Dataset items
+===+

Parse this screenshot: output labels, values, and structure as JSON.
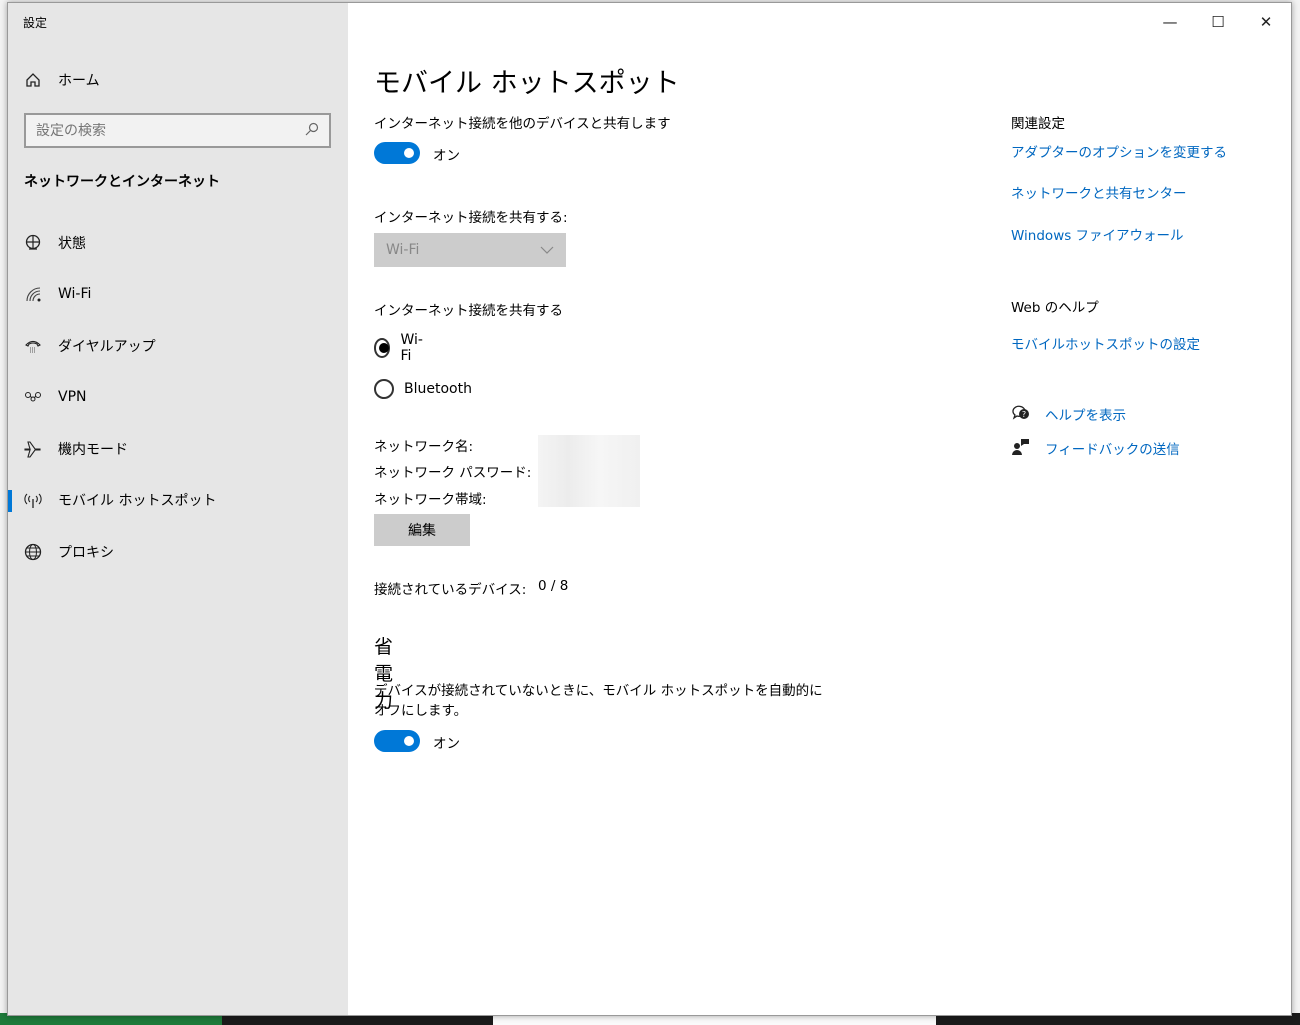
{
  "window": {
    "title": "設定",
    "minimize": "—",
    "maximize": "☐",
    "close": "✕"
  },
  "sidebar": {
    "home": "ホーム",
    "search_placeholder": "設定の検索",
    "category": "ネットワークとインターネット",
    "items": [
      {
        "label": "状態"
      },
      {
        "label": "Wi-Fi"
      },
      {
        "label": "ダイヤルアップ"
      },
      {
        "label": "VPN"
      },
      {
        "label": "機内モード"
      },
      {
        "label": "モバイル ホットスポット"
      },
      {
        "label": "プロキシ"
      }
    ]
  },
  "main": {
    "title": "モバイル ホットスポット",
    "share_label": "インターネット接続を他のデバイスと共有します",
    "share_toggle": "オン",
    "share_from_label": "インターネット接続を共有する:",
    "share_from_value": "Wi-Fi",
    "share_over_label": "インターネット接続を共有する",
    "radio_wifi": "Wi-Fi",
    "radio_bt": "Bluetooth",
    "network_name_label": "ネットワーク名:",
    "network_password_label": "ネットワーク パスワード:",
    "network_band_label": "ネットワーク帯域:",
    "edit_button": "編集",
    "devices_label": "接続されているデバイス:",
    "devices_value": "0 / 8",
    "power_heading": "省電力",
    "power_desc": "デバイスが接続されていないときに、モバイル ホットスポットを自動的にオフにします。",
    "power_toggle": "オン"
  },
  "related": {
    "heading": "関連設定",
    "links": [
      "アダプターのオプションを変更する",
      "ネットワークと共有センター",
      "Windows ファイアウォール"
    ],
    "web_help": "Web のヘルプ",
    "web_link": "モバイルホットスポットの設定",
    "get_help": "ヘルプを表示",
    "feedback": "フィードバックの送信"
  },
  "colors": {
    "accent": "#0078d7",
    "link": "#0067c0",
    "sidebar": "#e6e6e6"
  }
}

+===+

Given task
What is needed is an exact reproduction of the data, pictures excluded.

Exercise output
Parse this screenshot: output labels, values, and structure as JSON.
{
  "window": {
    "title": "設定",
    "minimize": "—",
    "maximize": "☐",
    "close": "✕"
  },
  "sidebar": {
    "home": "ホーム",
    "search_placeholder": "設定の検索",
    "category": "ネットワークとインターネット",
    "items": [
      {
        "label": "状態"
      },
      {
        "label": "Wi-Fi"
      },
      {
        "label": "ダイヤルアップ"
      },
      {
        "label": "VPN"
      },
      {
        "label": "機内モード"
      },
      {
        "label": "モバイル ホットスポット"
      },
      {
        "label": "プロキシ"
      }
    ]
  },
  "main": {
    "title": "モバイル ホットスポット",
    "share_label": "インターネット接続を他のデバイスと共有します",
    "share_toggle": "オン",
    "share_from_label": "インターネット接続を共有する:",
    "share_from_value": "Wi-Fi",
    "share_over_label": "インターネット接続を共有する",
    "radio_wifi": "Wi-Fi",
    "radio_bt": "Bluetooth",
    "network_name_label": "ネットワーク名:",
    "network_password_label": "ネットワーク パスワード:",
    "network_band_label": "ネットワーク帯域:",
    "edit_button": "編集",
    "devices_label": "接続されているデバイス:",
    "devices_value": "0 / 8",
    "power_heading": "省電力",
    "power_desc": "デバイスが接続されていないときに、モバイル ホットスポットを自動的にオフにします。",
    "power_toggle": "オン"
  },
  "related": {
    "heading": "関連設定",
    "links": [
      "アダプターのオプションを変更する",
      "ネットワークと共有センター",
      "Windows ファイアウォール"
    ],
    "web_help": "Web のヘルプ",
    "web_link": "モバイルホットスポットの設定",
    "get_help": "ヘルプを表示",
    "feedback": "フィードバックの送信"
  },
  "colors": {
    "accent": "#0078d7",
    "link": "#0067c0",
    "sidebar": "#e6e6e6"
  }
}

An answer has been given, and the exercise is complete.